DIRECTIONS FOR THIS TASK - Reproduce the items word for word, from the very first line through the line that contains "quicklink[interactable]: └ 会员管理", both ends included.
===
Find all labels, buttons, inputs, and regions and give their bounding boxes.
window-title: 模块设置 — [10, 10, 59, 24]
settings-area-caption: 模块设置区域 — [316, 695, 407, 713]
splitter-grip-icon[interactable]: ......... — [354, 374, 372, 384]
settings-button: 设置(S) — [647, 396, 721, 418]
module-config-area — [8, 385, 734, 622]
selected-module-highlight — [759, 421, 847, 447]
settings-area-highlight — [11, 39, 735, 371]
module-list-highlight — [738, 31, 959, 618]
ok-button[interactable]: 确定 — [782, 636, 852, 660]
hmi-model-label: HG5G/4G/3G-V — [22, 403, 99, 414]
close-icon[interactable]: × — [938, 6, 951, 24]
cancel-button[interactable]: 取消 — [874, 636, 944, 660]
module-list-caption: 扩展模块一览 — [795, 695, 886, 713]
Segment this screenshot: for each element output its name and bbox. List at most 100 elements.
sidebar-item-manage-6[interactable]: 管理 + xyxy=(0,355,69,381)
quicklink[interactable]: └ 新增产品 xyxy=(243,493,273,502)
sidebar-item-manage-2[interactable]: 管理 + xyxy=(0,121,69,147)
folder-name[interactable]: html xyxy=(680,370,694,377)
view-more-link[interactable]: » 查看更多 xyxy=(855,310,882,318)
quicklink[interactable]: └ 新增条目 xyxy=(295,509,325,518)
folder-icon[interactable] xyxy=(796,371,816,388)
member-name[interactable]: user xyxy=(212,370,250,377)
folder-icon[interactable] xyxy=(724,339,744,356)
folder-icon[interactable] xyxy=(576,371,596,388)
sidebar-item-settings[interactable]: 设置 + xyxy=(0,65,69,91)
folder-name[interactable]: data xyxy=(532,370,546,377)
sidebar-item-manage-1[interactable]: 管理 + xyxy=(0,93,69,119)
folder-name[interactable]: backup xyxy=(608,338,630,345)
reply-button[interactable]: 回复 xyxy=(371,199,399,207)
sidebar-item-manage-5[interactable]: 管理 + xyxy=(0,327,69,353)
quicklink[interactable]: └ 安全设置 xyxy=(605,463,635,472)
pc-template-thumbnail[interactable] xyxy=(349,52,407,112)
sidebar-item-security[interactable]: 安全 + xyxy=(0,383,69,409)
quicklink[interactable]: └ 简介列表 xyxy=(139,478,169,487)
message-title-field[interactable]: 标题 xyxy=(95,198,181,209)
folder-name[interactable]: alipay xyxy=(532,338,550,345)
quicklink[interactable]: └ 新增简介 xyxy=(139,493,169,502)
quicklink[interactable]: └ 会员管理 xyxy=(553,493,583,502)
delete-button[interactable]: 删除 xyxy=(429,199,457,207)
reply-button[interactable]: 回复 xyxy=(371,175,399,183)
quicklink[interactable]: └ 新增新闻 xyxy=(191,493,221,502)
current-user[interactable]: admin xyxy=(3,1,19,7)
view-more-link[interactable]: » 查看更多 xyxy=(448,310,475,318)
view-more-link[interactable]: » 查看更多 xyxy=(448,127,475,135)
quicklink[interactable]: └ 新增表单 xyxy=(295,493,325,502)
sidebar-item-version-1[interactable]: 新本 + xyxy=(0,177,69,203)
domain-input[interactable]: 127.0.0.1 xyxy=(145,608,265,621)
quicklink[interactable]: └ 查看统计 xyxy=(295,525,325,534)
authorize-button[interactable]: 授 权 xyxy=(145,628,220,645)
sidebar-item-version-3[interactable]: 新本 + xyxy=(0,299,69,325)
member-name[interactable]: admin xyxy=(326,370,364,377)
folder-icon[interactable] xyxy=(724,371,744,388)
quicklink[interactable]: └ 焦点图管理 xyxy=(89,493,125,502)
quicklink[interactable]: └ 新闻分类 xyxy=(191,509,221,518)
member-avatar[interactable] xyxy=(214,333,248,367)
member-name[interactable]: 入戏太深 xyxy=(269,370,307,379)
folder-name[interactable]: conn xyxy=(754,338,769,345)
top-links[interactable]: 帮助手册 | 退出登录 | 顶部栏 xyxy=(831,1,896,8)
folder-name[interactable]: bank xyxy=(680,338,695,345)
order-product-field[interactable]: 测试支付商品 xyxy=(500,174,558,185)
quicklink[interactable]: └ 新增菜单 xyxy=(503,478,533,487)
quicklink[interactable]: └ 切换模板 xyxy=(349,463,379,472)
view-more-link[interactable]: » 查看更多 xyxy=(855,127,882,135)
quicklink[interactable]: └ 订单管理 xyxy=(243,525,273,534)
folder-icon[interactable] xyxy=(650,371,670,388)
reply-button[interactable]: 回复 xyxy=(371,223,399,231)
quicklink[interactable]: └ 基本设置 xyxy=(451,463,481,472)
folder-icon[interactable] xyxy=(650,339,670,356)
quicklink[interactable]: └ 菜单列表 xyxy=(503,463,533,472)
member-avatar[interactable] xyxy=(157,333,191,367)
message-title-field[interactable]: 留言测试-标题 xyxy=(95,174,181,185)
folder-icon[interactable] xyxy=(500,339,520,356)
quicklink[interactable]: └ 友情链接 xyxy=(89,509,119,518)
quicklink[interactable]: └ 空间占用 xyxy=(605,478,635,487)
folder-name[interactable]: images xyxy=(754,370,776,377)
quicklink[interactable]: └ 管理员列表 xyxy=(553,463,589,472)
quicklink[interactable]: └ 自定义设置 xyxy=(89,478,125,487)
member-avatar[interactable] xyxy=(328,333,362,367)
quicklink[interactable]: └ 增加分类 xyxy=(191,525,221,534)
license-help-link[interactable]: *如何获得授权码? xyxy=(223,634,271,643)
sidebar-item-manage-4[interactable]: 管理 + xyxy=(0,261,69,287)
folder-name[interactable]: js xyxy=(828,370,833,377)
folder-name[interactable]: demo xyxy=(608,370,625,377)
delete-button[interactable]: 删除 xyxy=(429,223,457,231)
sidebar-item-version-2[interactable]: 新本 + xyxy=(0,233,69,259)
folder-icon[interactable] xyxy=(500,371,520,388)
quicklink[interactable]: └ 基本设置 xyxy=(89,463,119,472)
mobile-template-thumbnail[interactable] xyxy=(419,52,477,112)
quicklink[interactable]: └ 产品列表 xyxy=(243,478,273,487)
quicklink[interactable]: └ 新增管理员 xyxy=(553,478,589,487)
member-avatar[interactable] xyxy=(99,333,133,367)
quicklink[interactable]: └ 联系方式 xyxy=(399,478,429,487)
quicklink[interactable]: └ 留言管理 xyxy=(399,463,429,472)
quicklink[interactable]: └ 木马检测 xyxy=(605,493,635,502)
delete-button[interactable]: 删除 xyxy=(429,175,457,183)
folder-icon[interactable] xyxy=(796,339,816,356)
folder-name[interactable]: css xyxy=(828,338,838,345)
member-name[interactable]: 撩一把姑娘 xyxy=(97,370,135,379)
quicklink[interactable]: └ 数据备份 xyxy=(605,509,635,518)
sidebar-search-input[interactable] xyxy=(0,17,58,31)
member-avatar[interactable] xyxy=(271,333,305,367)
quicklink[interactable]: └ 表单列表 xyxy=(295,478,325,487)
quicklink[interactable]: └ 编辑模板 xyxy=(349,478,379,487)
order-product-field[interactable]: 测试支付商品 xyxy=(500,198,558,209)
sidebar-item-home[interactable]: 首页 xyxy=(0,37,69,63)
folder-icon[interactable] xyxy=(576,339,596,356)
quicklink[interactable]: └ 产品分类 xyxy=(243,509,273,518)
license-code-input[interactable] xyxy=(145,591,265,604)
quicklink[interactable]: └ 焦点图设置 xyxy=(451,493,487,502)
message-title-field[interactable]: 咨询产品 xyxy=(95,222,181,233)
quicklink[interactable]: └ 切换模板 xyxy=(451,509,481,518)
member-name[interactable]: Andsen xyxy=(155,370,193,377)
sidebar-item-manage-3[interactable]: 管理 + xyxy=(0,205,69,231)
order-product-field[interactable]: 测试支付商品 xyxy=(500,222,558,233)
===
REPLY TO THE EXERCISE -
Find all labels, buttons, inputs, and regions and give their bounding boxes.
window-title: 模块设置 — [10, 10, 59, 24]
settings-area-caption: 模块设置区域 — [316, 695, 407, 713]
splitter-grip-icon[interactable]: ......... — [354, 374, 372, 384]
settings-button: 设置(S) — [647, 396, 721, 418]
module-config-area — [8, 385, 734, 622]
selected-module-highlight — [759, 421, 847, 447]
settings-area-highlight — [11, 39, 735, 371]
module-list-highlight — [738, 31, 959, 618]
ok-button[interactable]: 确定 — [782, 636, 852, 660]
hmi-model-label: HG5G/4G/3G-V — [22, 403, 99, 414]
close-icon[interactable]: × — [938, 6, 951, 24]
cancel-button[interactable]: 取消 — [874, 636, 944, 660]
module-list-caption: 扩展模块一览 — [795, 695, 886, 713]
Segment this screenshot: for each element output its name and bbox. List at most 100 elements.
sidebar-item-manage-6[interactable]: 管理 + xyxy=(0,355,69,381)
quicklink[interactable]: └ 新增产品 xyxy=(243,493,273,502)
sidebar-item-manage-2[interactable]: 管理 + xyxy=(0,121,69,147)
folder-name[interactable]: html xyxy=(680,370,694,377)
view-more-link[interactable]: » 查看更多 xyxy=(855,310,882,318)
quicklink[interactable]: └ 新增条目 xyxy=(295,509,325,518)
folder-icon[interactable] xyxy=(796,371,816,388)
member-name[interactable]: user xyxy=(212,370,250,377)
folder-icon[interactable] xyxy=(724,339,744,356)
folder-icon[interactable] xyxy=(576,371,596,388)
sidebar-item-settings[interactable]: 设置 + xyxy=(0,65,69,91)
folder-name[interactable]: data xyxy=(532,370,546,377)
sidebar-item-manage-1[interactable]: 管理 + xyxy=(0,93,69,119)
folder-name[interactable]: backup xyxy=(608,338,630,345)
reply-button[interactable]: 回复 xyxy=(371,199,399,207)
sidebar-item-manage-5[interactable]: 管理 + xyxy=(0,327,69,353)
quicklink[interactable]: └ 安全设置 xyxy=(605,463,635,472)
pc-template-thumbnail[interactable] xyxy=(349,52,407,112)
sidebar-item-security[interactable]: 安全 + xyxy=(0,383,69,409)
quicklink[interactable]: └ 简介列表 xyxy=(139,478,169,487)
message-title-field[interactable]: 标题 xyxy=(95,198,181,209)
folder-name[interactable]: alipay xyxy=(532,338,550,345)
quicklink[interactable]: └ 新增简介 xyxy=(139,493,169,502)
quicklink[interactable]: └ 会员管理 xyxy=(553,493,583,502)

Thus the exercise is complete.